Goal: Scan the data below and pick out the lines containing the word "text".

====== Data lines

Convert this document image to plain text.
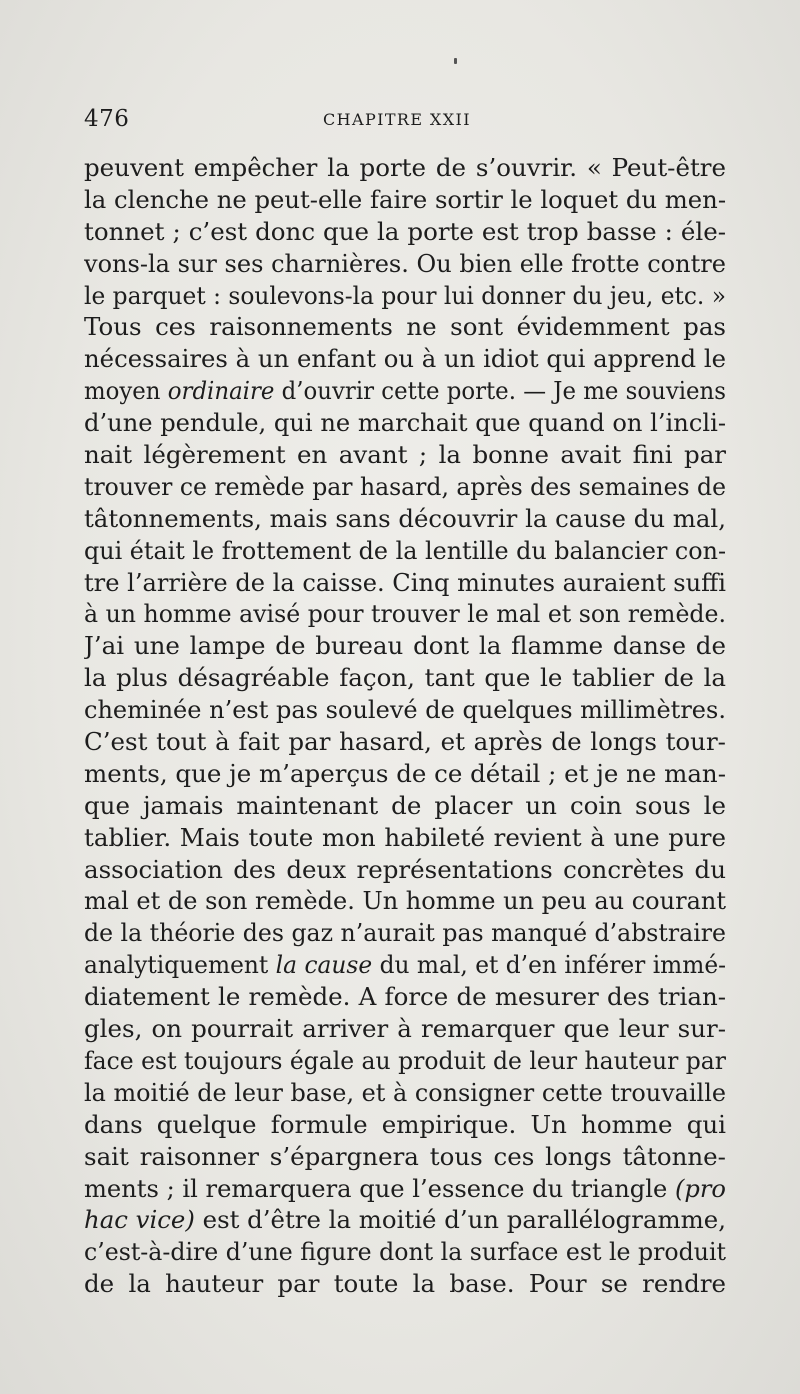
476	CHAPITRE XXII
peuvent empêcher la porte de s’ouvrir. « Peut-être
la clenche ne peut-elle faire sortir le loquet du men-
tonnet ; c’est donc que la porte est trop basse : éle-
vons-la sur ses charnières. Ou bien elle frotte contre
le parquet : soulevons-la pour lui donner du jeu, etc. »
Tous ces raisonnements ne sont évidemment pas
nécessaires à un enfant ou à un idiot qui apprend le
moyen ordinaire d’ouvrir cette porte. — Je me souviens
d’une pendule, qui ne marchait que quand on l’incli-
nait légèrement en avant ; la bonne avait fini par
trouver ce remède par hasard, après des semaines de
tâtonnements, mais sans découvrir la cause du mal,
qui était le frottement de la lentille du balancier con-
tre l’arrière de la caisse. Cinq minutes auraient suffi
à un homme avisé pour trouver le mal et son remède.
J’ai une lampe de bureau dont la flamme danse de
la plus désagréable façon, tant que le tablier de la
cheminée n’est pas soulevé de quelques millimètres.
C’est tout à fait par hasard, et après de longs tour-
ments, que je m’aperçus de ce détail ; et je ne man-
que jamais maintenant de placer un coin sous le
tablier. Mais toute mon habileté revient à une pure
association des deux représentations concrètes du
mal et de son remède. Un homme un peu au courant
de la théorie des gaz n’aurait pas manqué d’abstraire
analytiquement la cause du mal, et d’en inférer immé-
diatement le remède. A force de mesurer des trian-
gles, on pourrait arriver à remarquer que leur sur-
face est toujours égale au produit de leur hauteur par
la moitié de leur base, et à consigner cette trouvaille
dans quelque formule empirique. Un homme qui
sait raisonner s’épargnera tous ces longs tâtonne-
ments ; il remarquera que l’essence du triangle (pro
hac vice) est d’être la moitié d’un parallélogramme,
c’est-à-dire d’une figure dont la surface est le produit
de la hauteur par toute la base. Pour se rendre
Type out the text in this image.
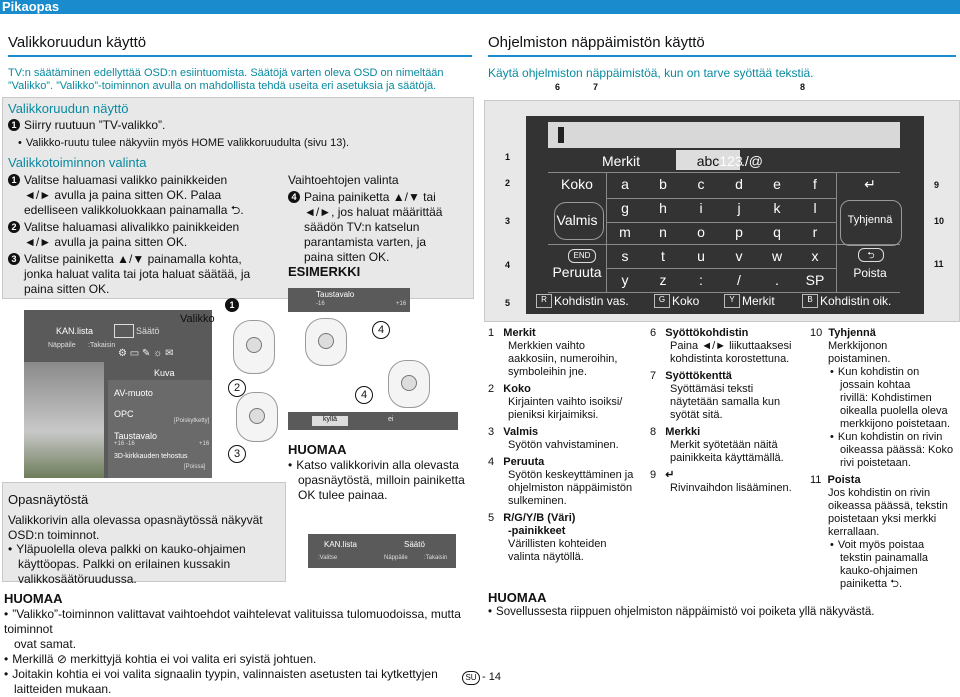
Pikaopas
Valikkoruudun käyttö
TV:n säätäminen edellyttää OSD:n esiintuomista. Säätöjä varten oleva OSD on nimeltään
”Valikko”. ”Valikko”-toiminnon avulla on mahdollista tehdä useita eri asetuksia ja säätöjä.
Valikkoruudun näyttö
1 Siirry ruutuun ”TV-valikko”.
• Valikko-ruutu tulee näkyviin myös HOME valikkoruudulta (sivu 13).
Valikkotoiminnon valinta
1 Valitse haluamasi valikko painikkeiden
◄/► avulla ja paina sitten OK. Palaa
edelliseen valikkoluokkaan painamalla ⮌.
2 Valitse haluamasi alivalikko painikkeiden
◄/► avulla ja paina sitten OK.
3 Valitse painiketta ▲/▼ painamalla kohta,
jonka haluat valita tai jota haluat säätää, ja
paina sitten OK.
Vaihtoehtojen valinta
4 Paina painiketta ▲/▼ tai
◄/►, jos haluat määrittää
säädön TV:n katselun
parantamista varten, ja
paina sitten OK.
ESIMERKKI
KAN.lista	Säätö
Näppäile :Takaisin
⚙ ▭ ✎ ☼ ✉
Kuva
AV-muoto
OPC
[Poiskytketty]
Taustavalo
+16 -16	+16
3D-kirkkauden tehostus
[Poissa]
Valikko
1
2
3
Taustavalo
-16	+16
4
4
kyllä	ei
HUOMAA
• Katso valikkorivin alla olevasta
opasnäytöstä, milloin painiketta
OK tulee painaa.
KAN.lista	Säätö
:Valitse	Näppäile	:Takaisin
Opasnäytöstä
Valikkorivin alla olevassa opasnäytössä näkyvät
OSD:n toiminnot.
• Yläpuolella oleva palkki on kauko-ohjaimen
käyttöopas. Palkki on erilainen kussakin
valikkosäätöruudussa.
HUOMAA
• ”Valikko”-toiminnon valittavat vaihtoehdot vaihtelevat valituissa tulomuodoissa, mutta toiminnot
ovat samat.
• Merkillä ⊘ merkittyjä kohtia ei voi valita eri syistä johtuen.
• Joitakin kohtia ei voi valita signaalin tyypin, valinnaisten asetusten tai kytkettyjen
laitteiden mukaan.
Ohjelmiston näppäimistön käyttö
Käytä ohjelmiston näppäimistöä, kun on tarve syöttää tekstiä.
6	7	8
1
2
3
4
5
9
10
11
Merkit	abc 123
./@
Koko
Valmis
END
Peruuta
a	b	c	d	e	f
g	h	i	j	k	l
m	n	o	p	q	r
s	t	u	v	w	x
y	z	:	/	.	SP
↵
Tyhjennä
⮌
Poista
R Kohdistin vas.	G Koko	Y Merkit	B Kohdistin oik.
1 Merkit
Merkkien vaihto
aakkosiin, numeroihin,
symboleihin jne.
2 Koko
Kirjainten vaihto isoiksi/
pieniksi kirjaimiksi.
3 Valmis
Syötön vahvistaminen.
4 Peruuta
Syötön keskeyttäminen ja
ohjelmiston näppäimistön
sulkeminen.
5 R/G/Y/B (Väri)
-painikkeet
Värillisten kohteiden
valinta näytöllä.
6 Syöttökohdistin
Paina ◄/► liikuttaaksesi
kohdistinta korostettuna.
7 Syöttökenttä
Syöttämäsi teksti
näytetään samalla kun
syötät sitä.
8 Merkki
Merkit syötetään näitä
painikkeita käyttämällä.
9 ↵
Rivinvaihdon lisääminen.
10 Tyhjennä
Merkkijonon
poistaminen.
• Kun kohdistin on
jossain kohtaa
rivillä: Kohdistimen
oikealla puolella oleva
merkkijono poistetaan.
• Kun kohdistin on rivin
oikeassa päässä: Koko
rivi poistetaan.
11 Poista
Jos kohdistin on rivin
oikeassa päässä, tekstin
poistetaan yksi merkki
kerrallaan.
• Voit myös poistaa
tekstin painamalla
kauko-ohjaimen
painiketta ⮌.
HUOMAA
• Sovellussesta riippuen ohjelmiston näppäimistö voi poiketa yllä näkyvästä.
SU - 14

============

The completed task:
Convert this document image to plain text.
Type out the text in this image.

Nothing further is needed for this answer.